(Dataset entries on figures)
[START]
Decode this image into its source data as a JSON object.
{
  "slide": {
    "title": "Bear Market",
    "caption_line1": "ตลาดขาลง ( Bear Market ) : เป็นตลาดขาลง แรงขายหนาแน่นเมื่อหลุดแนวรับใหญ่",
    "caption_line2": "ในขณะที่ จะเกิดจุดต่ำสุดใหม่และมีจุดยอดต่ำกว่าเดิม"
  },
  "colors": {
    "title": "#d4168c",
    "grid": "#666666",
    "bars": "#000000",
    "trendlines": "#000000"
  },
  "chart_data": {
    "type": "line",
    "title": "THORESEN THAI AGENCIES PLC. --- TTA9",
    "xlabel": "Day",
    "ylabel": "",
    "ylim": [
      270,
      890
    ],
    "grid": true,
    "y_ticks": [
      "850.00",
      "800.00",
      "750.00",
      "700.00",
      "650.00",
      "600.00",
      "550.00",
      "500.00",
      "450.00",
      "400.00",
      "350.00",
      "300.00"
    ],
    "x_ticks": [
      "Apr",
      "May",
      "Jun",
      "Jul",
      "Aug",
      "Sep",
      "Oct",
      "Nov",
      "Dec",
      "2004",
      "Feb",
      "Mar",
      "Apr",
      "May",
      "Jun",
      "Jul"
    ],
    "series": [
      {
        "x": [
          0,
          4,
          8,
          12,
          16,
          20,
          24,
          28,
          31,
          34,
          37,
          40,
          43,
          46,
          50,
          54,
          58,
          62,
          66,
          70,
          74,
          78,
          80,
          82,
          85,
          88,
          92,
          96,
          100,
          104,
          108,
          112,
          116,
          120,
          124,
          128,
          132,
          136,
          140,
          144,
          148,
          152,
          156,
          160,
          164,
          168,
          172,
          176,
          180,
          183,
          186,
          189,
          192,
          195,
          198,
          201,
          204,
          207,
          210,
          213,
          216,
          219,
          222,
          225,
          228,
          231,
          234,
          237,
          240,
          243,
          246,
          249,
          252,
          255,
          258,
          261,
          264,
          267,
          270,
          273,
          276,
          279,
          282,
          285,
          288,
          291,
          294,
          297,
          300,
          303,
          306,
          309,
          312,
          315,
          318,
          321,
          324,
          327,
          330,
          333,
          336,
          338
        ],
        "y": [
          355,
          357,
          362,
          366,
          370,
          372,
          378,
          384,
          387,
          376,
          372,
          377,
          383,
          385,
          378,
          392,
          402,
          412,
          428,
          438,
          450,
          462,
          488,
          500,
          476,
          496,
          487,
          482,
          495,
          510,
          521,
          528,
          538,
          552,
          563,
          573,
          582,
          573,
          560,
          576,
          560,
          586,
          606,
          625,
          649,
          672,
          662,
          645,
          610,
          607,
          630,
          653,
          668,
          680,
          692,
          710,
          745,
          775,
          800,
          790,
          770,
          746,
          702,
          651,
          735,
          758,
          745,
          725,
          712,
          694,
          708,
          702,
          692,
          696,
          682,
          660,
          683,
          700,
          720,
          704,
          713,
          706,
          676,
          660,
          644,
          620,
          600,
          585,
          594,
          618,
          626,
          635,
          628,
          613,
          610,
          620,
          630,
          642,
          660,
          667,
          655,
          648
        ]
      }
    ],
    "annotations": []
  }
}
[END]
WRITTEN INSTRUCTION. Set down the entries verbatim, leaving none out.

EXERCISE RESULT.
Decode this image into its source data as a JSON object.
{
  "slide": {
    "title": "Bear Market",
    "caption_line1": "ตลาดขาลง ( Bear Market ) : เป็นตลาดขาลง แรงขายหนาแน่นเมื่อหลุดแนวรับใหญ่",
    "caption_line2": "ในขณะที่ จะเกิดจุดต่ำสุดใหม่และมีจุดยอดต่ำกว่าเดิม"
  },
  "colors": {
    "title": "#d4168c",
    "grid": "#666666",
    "bars": "#000000",
    "trendlines": "#000000"
  },
  "chart_data": {
    "type": "line",
    "title": "THORESEN THAI AGENCIES PLC. --- TTA9",
    "xlabel": "Day",
    "ylabel": "",
    "ylim": [
      270,
      890
    ],
    "grid": true,
    "y_ticks": [
      "850.00",
      "800.00",
      "750.00",
      "700.00",
      "650.00",
      "600.00",
      "550.00",
      "500.00",
      "450.00",
      "400.00",
      "350.00",
      "300.00"
    ],
    "x_ticks": [
      "Apr",
      "May",
      "Jun",
      "Jul",
      "Aug",
      "Sep",
      "Oct",
      "Nov",
      "Dec",
      "2004",
      "Feb",
      "Mar",
      "Apr",
      "May",
      "Jun",
      "Jul"
    ],
    "series": [
      {
        "x": [
          0,
          4,
          8,
          12,
          16,
          20,
          24,
          28,
          31,
          34,
          37,
          40,
          43,
          46,
          50,
          54,
          58,
          62,
          66,
          70,
          74,
          78,
          80,
          82,
          85,
          88,
          92,
          96,
          100,
          104,
          108,
          112,
          116,
          120,
          124,
          128,
          132,
          136,
          140,
          144,
          148,
          152,
          156,
          160,
          164,
          168,
          172,
          176,
          180,
          183,
          186,
          189,
          192,
          195,
          198,
          201,
          204,
          207,
          210,
          213,
          216,
          219,
          222,
          225,
          228,
          231,
          234,
          237,
          240,
          243,
          246,
          249,
          252,
          255,
          258,
          261,
          264,
          267,
          270,
          273,
          276,
          279,
          282,
          285,
          288,
          291,
          294,
          297,
          300,
          303,
          306,
          309,
          312,
          315,
          318,
          321,
          324,
          327,
          330,
          333,
          336,
          338
        ],
        "y": [
          355,
          357,
          362,
          366,
          370,
          372,
          378,
          384,
          387,
          376,
          372,
          377,
          383,
          385,
          378,
          392,
          402,
          412,
          428,
          438,
          450,
          462,
          488,
          500,
          476,
          496,
          487,
          482,
          495,
          510,
          521,
          528,
          538,
          552,
          563,
          573,
          582,
          573,
          560,
          576,
          560,
          586,
          606,
          625,
          649,
          672,
          662,
          645,
          610,
          607,
          630,
          653,
          668,
          680,
          692,
          710,
          745,
          775,
          800,
          790,
          770,
          746,
          702,
          651,
          735,
          758,
          745,
          725,
          712,
          694,
          708,
          702,
          692,
          696,
          682,
          660,
          683,
          700,
          720,
          704,
          713,
          706,
          676,
          660,
          644,
          620,
          600,
          585,
          594,
          618,
          626,
          635,
          628,
          613,
          610,
          620,
          630,
          642,
          660,
          667,
          655,
          648
        ]
      }
    ],
    "annotations": []
  }
}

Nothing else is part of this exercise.